## [PROBLEM TO WORK ON]
Copy each line that contains the word "this".
— begin INFORMATION PROVIDED —
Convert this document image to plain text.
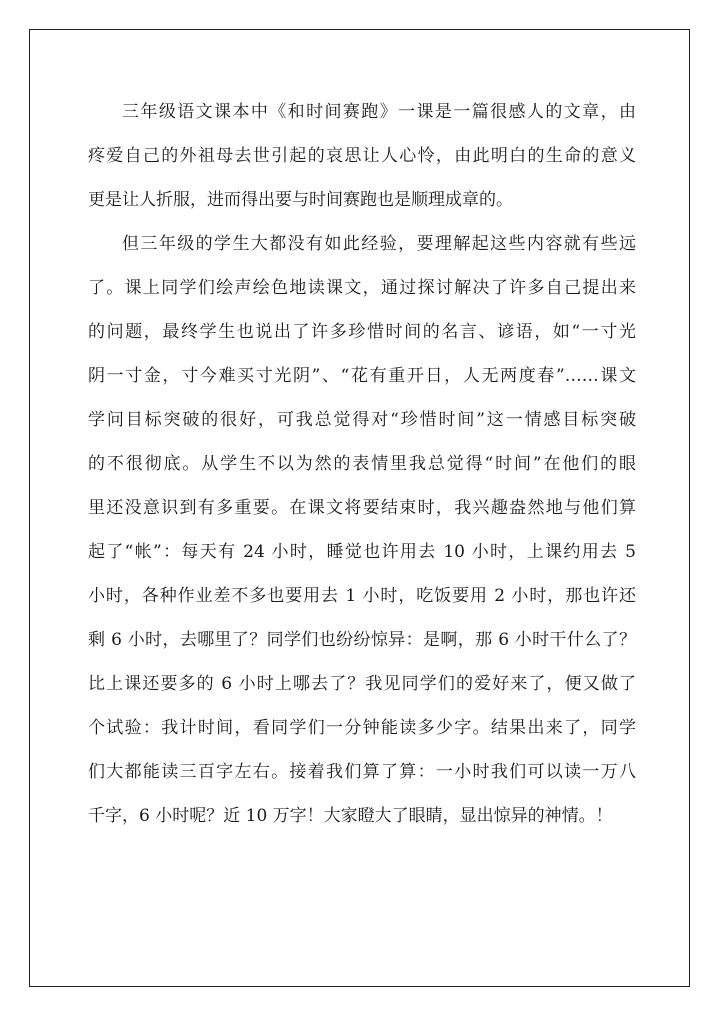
三年级语文课本中《和时间赛跑》一课是一篇很感人的文章，由
疼爱自己的外祖母去世引起的哀思让人心怜，由此明白的生命的意义
更是让人折服，进而得出要与时间赛跑也是顺理成章的。
但三年级的学生大都没有如此经验，要理解起这些内容就有些远
了。课上同学们绘声绘色地读课文，通过探讨解决了许多自己提出来
的问题，最终学生也说出了许多珍惜时间的名言、谚语，如“一寸光
阴一寸金，寸今难买寸光阴”、“花有重开日，人无两度春”……课文
学问目标突破的很好，可我总觉得对“珍惜时间”这一情感目标突破
的不很彻底。从学生不以为然的表情里我总觉得“时间”在他们的眼
里还没意识到有多重要。在课文将要结束时，我兴趣盎然地与他们算
起了“帐”：每天有 24 小时，睡觉也许用去 10 小时，上课约用去 5
小时，各种作业差不多也要用去 1 小时，吃饭要用 2 小时，那也许还
剩 6 小时，去哪里了？同学们也纷纷惊异：是啊，那 6 小时干什么了？
比上课还要多的 6 小时上哪去了？我见同学们的爱好来了，便又做了
个试验：我计时间，看同学们一分钟能读多少字。结果出来了，同学
们大都能读三百字左右。接着我们算了算：一小时我们可以读一万八
千字，6 小时呢？近 10 万字！大家瞪大了眼睛，显出惊异的神情。！
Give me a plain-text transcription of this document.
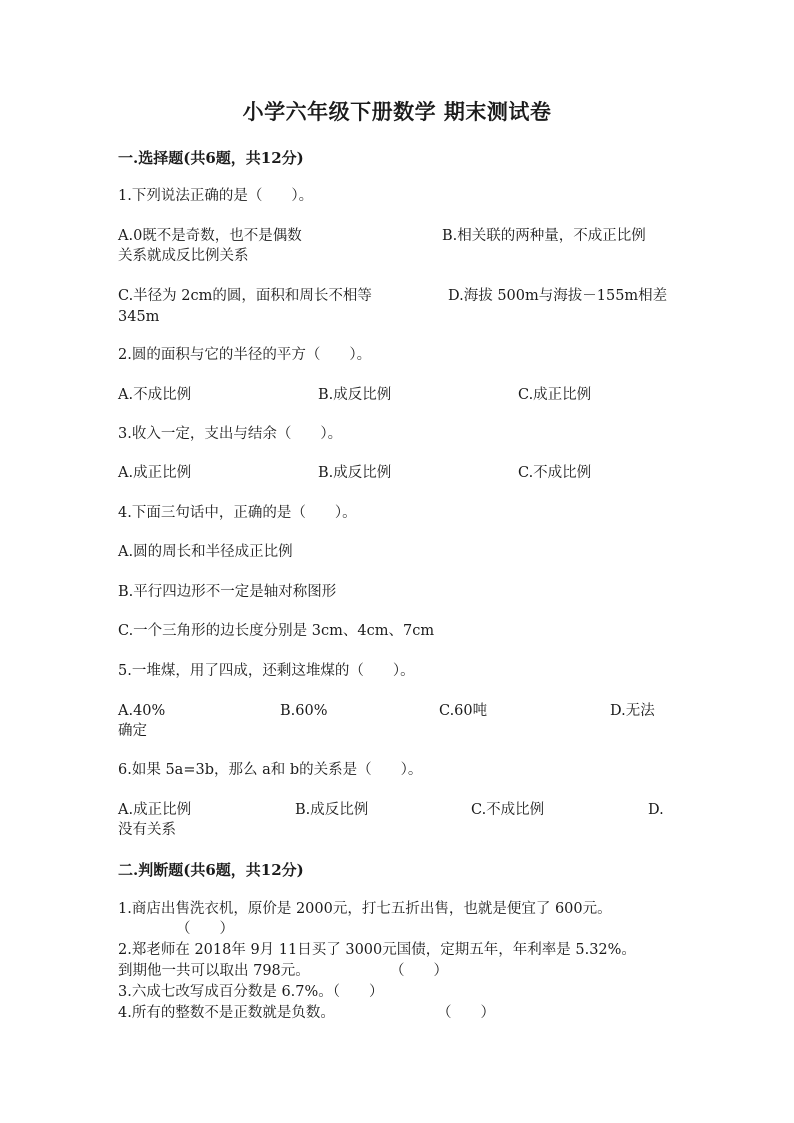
小学六年级下册数学 期末测试卷
一.选择题(共6题，共12分)
1.下列说法正确的是（　　）。
A.0既不是奇数，也不是偶数	B.相关联的两种量，不成正比例
关系就成反比例关系
C.半径为 2cm的圆，面积和周长不相等	D.海拔 500m与海拔－155m相差
345m
2.圆的面积与它的半径的平方（　　）。
A.不成比例	B.成反比例	C.成正比例
3.收入一定，支出与结余（　　）。
A.成正比例	B.成反比例	C.不成比例
4.下面三句话中，正确的是（　　）。
A.圆的周长和半径成正比例
B.平行四边形不一定是轴对称图形
C.一个三角形的边长度分别是 3cm、4cm、7cm
5.一堆煤，用了四成，还剩这堆煤的（　　）。
A.40%	B.60%	C.60吨	D.无法
确定
6.如果 5a=3b，那么 a和 b的关系是（　　）。
A.成正比例	B.成反比例	C.不成比例	D.
没有关系
二.判断题(共6题，共12分)
1.商店出售洗衣机，原价是 2000元，打七五折出售，也就是便宜了 600元。
（　　）
2.郑老师在 2018年 9月 11日买了 3000元国债，定期五年，年利率是 5.32%。
到期他一共可以取出 798元。	（　　）
3.六成七改写成百分数是 6.7%。（　　）
4.所有的整数不是正数就是负数。	（　　）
— end INFORMATION PROVIDED —
## [ANSWER FOR THE TASK]
Convert this document image to plain text.
Give me a plain-text transcription of this document.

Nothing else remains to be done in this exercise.